» Exercise: Go through the listing below and gather every line with the word "Index".

» Dataset records:
————

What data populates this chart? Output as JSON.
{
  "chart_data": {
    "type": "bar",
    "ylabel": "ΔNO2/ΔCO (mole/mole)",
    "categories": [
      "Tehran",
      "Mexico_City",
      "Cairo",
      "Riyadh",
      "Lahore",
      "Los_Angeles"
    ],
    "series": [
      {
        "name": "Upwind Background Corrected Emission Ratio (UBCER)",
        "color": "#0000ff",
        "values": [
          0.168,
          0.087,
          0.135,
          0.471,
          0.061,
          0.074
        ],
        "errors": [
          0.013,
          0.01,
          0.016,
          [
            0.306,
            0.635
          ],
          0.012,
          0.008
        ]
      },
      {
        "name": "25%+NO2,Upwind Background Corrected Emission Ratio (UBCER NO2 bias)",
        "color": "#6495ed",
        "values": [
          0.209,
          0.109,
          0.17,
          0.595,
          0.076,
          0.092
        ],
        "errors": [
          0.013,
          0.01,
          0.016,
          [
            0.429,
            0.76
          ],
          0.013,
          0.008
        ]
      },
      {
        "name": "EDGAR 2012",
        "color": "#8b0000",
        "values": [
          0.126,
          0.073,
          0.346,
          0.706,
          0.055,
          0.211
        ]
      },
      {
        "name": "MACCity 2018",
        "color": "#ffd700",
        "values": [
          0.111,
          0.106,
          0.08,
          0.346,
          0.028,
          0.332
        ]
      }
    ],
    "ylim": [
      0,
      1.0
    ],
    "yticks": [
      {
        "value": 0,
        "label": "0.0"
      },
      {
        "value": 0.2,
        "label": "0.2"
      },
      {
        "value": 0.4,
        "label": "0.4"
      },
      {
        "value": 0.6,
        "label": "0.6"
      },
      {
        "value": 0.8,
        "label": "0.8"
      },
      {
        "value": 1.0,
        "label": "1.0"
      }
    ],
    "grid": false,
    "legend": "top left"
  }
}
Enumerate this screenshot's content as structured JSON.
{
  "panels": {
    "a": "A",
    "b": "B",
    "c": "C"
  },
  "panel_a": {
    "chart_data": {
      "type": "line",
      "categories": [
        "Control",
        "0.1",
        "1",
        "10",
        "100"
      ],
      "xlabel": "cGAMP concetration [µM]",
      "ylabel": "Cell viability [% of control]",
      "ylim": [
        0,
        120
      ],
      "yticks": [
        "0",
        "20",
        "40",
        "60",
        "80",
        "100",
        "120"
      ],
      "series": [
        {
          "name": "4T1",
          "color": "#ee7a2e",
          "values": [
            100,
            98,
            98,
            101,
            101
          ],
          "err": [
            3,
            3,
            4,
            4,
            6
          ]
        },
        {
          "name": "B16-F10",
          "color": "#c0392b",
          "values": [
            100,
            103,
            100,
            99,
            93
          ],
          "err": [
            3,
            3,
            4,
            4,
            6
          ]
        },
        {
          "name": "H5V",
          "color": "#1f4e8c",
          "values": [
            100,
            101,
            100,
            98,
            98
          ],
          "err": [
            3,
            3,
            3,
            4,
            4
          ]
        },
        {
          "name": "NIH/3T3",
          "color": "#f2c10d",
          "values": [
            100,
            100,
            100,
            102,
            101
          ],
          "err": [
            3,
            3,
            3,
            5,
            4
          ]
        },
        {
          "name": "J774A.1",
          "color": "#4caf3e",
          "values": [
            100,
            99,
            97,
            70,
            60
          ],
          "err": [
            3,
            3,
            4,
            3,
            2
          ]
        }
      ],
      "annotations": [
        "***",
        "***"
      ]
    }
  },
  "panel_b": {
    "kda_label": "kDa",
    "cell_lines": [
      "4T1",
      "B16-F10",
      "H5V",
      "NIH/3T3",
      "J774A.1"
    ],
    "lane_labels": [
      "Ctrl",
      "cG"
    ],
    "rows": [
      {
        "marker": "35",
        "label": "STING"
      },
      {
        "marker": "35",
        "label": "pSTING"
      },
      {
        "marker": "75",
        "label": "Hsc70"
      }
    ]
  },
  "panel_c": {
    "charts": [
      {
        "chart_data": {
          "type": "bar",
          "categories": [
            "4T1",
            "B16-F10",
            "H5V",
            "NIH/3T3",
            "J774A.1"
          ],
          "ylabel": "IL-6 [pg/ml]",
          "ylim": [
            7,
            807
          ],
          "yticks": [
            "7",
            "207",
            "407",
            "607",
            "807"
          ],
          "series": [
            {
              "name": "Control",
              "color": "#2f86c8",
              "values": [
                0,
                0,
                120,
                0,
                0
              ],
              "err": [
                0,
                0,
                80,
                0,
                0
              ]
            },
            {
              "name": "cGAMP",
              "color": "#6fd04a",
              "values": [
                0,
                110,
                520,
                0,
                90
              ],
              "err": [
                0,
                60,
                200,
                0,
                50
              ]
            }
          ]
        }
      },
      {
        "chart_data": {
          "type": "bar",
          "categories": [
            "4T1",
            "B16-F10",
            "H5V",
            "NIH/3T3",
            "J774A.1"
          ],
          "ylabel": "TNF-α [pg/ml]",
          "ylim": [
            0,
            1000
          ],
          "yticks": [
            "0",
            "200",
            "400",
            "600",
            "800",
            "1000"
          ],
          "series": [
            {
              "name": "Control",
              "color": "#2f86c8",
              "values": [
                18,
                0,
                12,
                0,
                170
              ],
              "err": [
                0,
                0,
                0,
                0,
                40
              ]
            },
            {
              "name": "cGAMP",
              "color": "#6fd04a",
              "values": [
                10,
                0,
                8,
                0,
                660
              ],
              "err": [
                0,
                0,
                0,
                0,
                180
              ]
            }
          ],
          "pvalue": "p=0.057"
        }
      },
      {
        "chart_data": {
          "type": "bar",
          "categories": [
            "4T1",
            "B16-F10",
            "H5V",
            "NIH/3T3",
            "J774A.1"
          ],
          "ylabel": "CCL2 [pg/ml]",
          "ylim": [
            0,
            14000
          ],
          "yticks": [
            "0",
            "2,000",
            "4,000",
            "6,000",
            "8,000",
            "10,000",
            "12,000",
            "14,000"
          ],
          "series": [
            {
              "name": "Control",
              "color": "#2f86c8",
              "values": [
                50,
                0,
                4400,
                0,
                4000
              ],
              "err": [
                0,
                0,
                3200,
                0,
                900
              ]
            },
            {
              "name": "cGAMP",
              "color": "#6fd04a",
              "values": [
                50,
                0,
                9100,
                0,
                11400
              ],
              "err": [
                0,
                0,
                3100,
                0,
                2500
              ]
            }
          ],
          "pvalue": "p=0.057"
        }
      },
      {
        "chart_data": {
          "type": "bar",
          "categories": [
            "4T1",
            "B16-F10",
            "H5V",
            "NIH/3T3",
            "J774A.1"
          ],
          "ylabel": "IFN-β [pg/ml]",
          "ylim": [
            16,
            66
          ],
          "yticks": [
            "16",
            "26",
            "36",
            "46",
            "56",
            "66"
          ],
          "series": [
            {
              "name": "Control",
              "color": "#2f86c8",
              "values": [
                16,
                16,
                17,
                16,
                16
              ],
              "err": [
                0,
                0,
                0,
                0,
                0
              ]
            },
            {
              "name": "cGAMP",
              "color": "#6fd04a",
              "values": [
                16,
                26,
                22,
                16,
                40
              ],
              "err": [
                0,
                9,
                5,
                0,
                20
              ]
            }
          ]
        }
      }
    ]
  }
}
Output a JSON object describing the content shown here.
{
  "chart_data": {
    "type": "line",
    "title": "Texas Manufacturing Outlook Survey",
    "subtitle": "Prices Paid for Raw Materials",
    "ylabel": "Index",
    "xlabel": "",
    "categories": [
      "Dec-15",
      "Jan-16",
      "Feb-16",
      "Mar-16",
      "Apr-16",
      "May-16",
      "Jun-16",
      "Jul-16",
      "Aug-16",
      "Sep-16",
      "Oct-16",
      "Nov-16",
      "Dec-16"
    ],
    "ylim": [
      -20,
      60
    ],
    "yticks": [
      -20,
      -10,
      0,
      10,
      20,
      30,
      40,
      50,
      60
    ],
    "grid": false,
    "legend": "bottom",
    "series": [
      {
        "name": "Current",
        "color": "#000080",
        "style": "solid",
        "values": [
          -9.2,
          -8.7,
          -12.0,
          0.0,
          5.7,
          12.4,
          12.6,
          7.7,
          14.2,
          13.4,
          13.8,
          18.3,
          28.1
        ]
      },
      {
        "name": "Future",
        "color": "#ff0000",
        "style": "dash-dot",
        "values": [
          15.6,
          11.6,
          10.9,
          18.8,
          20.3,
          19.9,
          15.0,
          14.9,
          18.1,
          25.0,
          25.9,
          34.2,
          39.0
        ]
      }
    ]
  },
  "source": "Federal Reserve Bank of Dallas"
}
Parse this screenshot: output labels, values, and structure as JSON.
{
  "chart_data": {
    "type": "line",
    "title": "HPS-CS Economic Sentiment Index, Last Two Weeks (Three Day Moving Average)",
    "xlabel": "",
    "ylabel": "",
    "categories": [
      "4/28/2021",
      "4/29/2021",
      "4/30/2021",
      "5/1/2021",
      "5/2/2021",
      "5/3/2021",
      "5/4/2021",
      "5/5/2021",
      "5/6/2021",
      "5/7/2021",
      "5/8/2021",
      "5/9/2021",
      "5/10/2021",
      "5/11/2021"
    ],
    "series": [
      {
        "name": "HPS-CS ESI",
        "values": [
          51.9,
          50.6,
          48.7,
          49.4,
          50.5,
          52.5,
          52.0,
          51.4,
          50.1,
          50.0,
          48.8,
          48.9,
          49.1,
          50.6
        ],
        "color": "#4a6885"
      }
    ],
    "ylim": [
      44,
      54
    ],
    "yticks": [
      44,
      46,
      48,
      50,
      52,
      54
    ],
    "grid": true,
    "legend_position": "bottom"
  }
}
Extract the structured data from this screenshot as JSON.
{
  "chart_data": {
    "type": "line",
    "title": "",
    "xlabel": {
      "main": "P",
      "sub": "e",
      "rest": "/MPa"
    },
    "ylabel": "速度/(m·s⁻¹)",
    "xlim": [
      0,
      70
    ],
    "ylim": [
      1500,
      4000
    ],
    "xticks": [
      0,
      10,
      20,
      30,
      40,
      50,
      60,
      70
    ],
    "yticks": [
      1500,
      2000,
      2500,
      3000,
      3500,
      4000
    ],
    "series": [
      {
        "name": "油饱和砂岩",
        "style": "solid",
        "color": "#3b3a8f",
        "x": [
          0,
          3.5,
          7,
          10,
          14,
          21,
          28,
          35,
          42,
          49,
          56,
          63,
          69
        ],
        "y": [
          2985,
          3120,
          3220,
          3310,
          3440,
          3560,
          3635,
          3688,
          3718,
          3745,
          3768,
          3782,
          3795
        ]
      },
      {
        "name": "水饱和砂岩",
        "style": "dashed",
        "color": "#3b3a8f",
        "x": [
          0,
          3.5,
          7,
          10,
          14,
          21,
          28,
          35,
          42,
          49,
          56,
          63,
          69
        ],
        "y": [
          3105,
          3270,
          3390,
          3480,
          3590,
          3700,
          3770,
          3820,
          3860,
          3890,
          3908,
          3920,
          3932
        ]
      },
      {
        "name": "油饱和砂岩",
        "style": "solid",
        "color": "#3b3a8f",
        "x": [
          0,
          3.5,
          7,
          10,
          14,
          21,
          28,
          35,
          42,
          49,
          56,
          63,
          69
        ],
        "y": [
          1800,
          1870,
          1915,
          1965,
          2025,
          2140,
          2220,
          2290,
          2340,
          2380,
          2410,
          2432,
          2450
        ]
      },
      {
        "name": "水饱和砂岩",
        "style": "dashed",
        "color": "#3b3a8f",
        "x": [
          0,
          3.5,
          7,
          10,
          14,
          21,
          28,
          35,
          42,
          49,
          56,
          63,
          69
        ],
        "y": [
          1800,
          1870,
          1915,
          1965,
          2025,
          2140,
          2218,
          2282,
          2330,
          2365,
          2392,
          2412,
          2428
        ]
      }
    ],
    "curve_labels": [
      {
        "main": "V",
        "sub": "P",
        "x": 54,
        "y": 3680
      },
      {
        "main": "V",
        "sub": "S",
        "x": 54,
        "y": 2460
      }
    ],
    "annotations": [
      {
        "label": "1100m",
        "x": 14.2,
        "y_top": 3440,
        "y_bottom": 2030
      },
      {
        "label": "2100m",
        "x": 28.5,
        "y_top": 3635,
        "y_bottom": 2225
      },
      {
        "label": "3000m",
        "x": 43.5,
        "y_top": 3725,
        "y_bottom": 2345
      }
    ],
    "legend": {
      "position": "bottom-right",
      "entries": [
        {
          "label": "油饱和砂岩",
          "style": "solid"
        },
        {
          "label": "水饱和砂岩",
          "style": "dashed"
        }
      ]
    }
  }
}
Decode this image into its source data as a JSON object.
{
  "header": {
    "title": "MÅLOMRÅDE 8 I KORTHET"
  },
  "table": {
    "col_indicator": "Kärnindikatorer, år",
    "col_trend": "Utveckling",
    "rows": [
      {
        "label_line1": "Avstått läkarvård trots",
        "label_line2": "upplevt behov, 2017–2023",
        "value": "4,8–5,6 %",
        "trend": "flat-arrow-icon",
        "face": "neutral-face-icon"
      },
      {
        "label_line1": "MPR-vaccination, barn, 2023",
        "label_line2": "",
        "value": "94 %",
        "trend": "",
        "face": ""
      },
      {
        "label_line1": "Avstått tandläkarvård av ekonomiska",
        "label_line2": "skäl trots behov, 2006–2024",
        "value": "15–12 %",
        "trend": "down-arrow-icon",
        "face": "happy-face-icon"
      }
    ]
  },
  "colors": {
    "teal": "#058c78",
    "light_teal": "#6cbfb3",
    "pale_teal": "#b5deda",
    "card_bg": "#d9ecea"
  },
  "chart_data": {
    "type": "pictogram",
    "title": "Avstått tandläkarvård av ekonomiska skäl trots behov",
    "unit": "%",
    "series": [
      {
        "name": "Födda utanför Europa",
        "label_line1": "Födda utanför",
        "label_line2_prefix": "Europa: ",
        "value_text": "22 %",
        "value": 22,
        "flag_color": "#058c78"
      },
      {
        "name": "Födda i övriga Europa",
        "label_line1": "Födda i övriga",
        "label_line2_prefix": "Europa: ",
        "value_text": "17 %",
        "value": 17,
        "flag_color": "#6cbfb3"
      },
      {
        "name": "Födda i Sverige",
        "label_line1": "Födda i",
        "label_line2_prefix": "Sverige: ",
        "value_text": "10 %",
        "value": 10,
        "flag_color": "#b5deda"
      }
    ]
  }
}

————

» Response below:
    "ylabel": "Index",
    "title": "HPS-CS Economic Sentiment Index, Last Two Weeks (Three Day Moving Average)",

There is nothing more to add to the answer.